Task goal — Return every entry exactly.

*****

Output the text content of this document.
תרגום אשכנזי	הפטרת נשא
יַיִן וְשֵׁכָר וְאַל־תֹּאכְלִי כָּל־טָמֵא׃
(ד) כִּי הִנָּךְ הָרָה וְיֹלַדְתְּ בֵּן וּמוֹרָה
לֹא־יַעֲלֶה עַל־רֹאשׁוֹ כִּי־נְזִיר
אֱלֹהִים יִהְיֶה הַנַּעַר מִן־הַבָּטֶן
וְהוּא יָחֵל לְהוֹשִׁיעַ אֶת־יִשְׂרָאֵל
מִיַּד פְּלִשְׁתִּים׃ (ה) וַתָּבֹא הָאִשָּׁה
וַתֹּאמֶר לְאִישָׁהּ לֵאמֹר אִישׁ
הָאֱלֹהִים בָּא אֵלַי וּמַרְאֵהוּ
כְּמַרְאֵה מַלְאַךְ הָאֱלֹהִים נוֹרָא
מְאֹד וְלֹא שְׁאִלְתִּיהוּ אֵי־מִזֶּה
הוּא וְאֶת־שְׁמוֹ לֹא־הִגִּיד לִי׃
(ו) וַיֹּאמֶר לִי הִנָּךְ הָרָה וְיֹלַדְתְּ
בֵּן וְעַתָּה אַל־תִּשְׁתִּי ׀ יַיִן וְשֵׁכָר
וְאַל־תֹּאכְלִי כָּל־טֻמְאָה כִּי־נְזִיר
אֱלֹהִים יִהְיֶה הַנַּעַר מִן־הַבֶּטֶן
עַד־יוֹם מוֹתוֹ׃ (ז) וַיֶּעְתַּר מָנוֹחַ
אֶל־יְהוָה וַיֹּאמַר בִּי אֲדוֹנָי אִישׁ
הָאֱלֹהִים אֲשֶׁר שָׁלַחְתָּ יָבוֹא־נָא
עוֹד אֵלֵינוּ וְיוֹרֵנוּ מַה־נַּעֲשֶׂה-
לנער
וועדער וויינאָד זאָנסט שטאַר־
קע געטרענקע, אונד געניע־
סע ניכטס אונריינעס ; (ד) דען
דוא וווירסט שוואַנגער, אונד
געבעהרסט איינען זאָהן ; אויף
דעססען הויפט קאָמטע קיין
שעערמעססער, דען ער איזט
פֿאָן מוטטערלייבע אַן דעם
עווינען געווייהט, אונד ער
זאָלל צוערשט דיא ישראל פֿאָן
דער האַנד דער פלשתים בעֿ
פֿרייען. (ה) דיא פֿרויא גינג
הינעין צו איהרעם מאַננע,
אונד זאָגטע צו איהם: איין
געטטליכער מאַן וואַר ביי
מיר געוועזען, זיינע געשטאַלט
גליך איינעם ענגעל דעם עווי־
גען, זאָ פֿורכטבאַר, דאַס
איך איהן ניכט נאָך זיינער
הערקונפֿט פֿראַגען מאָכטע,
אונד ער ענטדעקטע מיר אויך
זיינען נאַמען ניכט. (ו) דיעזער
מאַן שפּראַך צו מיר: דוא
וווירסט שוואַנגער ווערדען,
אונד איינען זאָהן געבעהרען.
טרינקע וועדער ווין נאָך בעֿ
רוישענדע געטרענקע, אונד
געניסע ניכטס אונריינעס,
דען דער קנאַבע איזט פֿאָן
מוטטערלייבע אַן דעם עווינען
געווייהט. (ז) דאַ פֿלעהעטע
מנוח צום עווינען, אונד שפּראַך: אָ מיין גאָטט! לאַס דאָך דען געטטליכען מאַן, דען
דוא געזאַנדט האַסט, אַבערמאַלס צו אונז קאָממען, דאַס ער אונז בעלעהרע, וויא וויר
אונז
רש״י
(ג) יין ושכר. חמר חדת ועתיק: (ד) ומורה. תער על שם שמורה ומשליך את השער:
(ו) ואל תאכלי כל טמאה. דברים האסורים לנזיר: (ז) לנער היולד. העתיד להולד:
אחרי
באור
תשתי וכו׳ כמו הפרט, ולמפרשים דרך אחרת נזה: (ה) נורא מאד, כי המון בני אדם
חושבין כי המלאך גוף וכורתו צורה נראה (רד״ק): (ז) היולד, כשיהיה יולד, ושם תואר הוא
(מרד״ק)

*****

Complete response —
Output the text content of this document.
תרגום אשכנזי	הפטרת נשא
יַיִן וְשֵׁכָר וְאַל־תֹּאכְלִי כָּל־טָמֵא׃
(ד) כִּי הִנָּךְ הָרָה וְיֹלַדְתְּ בֵּן וּמוֹרָה
לֹא־יַעֲלֶה עַל־רֹאשׁוֹ כִּי־נְזִיר
אֱלֹהִים יִהְיֶה הַנַּעַר מִן־הַבָּטֶן
וְהוּא יָחֵל לְהוֹשִׁיעַ אֶת־יִשְׂרָאֵל
מִיַּד פְּלִשְׁתִּים׃ (ה) וַתָּבֹא הָאִשָּׁה
וַתֹּאמֶר לְאִישָׁהּ לֵאמֹר אִישׁ
הָאֱלֹהִים בָּא אֵלַי וּמַרְאֵהוּ
כְּמַרְאֵה מַלְאַךְ הָאֱלֹהִים נוֹרָא
מְאֹד וְלֹא שְׁאִלְתִּיהוּ אֵי־מִזֶּה
הוּא וְאֶת־שְׁמוֹ לֹא־הִגִּיד לִי׃
(ו) וַיֹּאמֶר לִי הִנָּךְ הָרָה וְיֹלַדְתְּ
בֵּן וְעַתָּה אַל־תִּשְׁתִּי ׀ יַיִן וְשֵׁכָר
וְאַל־תֹּאכְלִי כָּל־טֻמְאָה כִּי־נְזִיר
אֱלֹהִים יִהְיֶה הַנַּעַר מִן־הַבֶּטֶן
עַד־יוֹם מוֹתוֹ׃ (ז) וַיֶּעְתַּר מָנוֹחַ
אֶל־יְהוָה וַיֹּאמַר בִּי אֲדוֹנָי אִישׁ
הָאֱלֹהִים אֲשֶׁר שָׁלַחְתָּ יָבוֹא־נָא
עוֹד אֵלֵינוּ וְיוֹרֵנוּ מַה־נַּעֲשֶׂה-
לנער
וועדער וויינאָד זאָנסט שטאַר־
קע געטרענקע, אונד געניע־
סע ניכטס אונריינעס ; (ד) דען
דוא וווירסט שוואַנגער, אונד
געבעהרסט איינען זאָהן ; אויף
דעססען הויפט קאָמטע קיין
שעערמעססער, דען ער איזט
פֿאָן מוטטערלייבע אַן דעם
עווינען געווייהט, אונד ער
זאָלל צוערשט דיא ישראל פֿאָן
דער האַנד דער פלשתים בעֿ
פֿרייען. (ה) דיא פֿרויא גינג
הינעין צו איהרעם מאַננע,
אונד זאָגטע צו איהם: איין
געטטליכער מאַן וואַר ביי
מיר געוועזען, זיינע געשטאַלט
גליך איינעם ענגעל דעם עווי־
גען, זאָ פֿורכטבאַר, דאַס
איך איהן ניכט נאָך זיינער
הערקונפֿט פֿראַגען מאָכטע,
אונד ער ענטדעקטע מיר אויך
זיינען נאַמען ניכט. (ו) דיעזער
מאַן שפּראַך צו מיר: דוא
וווירסט שוואַנגער ווערדען,
אונד איינען זאָהן געבעהרען.
טרינקע וועדער ווין נאָך בעֿ
רוישענדע געטרענקע, אונד
געניסע ניכטס אונריינעס,
דען דער קנאַבע איזט פֿאָן
מוטטערלייבע אַן דעם עווינען
געווייהט. (ז) דאַ פֿלעהעטע
מנוח צום עווינען, אונד שפּראַך: אָ מיין גאָטט! לאַס דאָך דען געטטליכען מאַן, דען
דוא געזאַנדט האַסט, אַבערמאַלס צו אונז קאָממען, דאַס ער אונז בעלעהרע, וויא וויר
אונז
רש״י
(ג) יין ושכר. חמר חדת ועתיק: (ד) ומורה. תער על שם שמורה ומשליך את השער:
(ו) ואל תאכלי כל טמאה. דברים האסורים לנזיר: (ז) לנער היולד. העתיד להולד:
אחרי
באור
תשתי וכו׳ כמו הפרט, ולמפרשים דרך אחרת נזה: (ה) נורא מאד, כי המון בני אדם
חושבין כי המלאך גוף וכורתו צורה נראה (רד״ק): (ז) היולד, כשיהיה יולד, ושם תואר הוא
(מרד״ק)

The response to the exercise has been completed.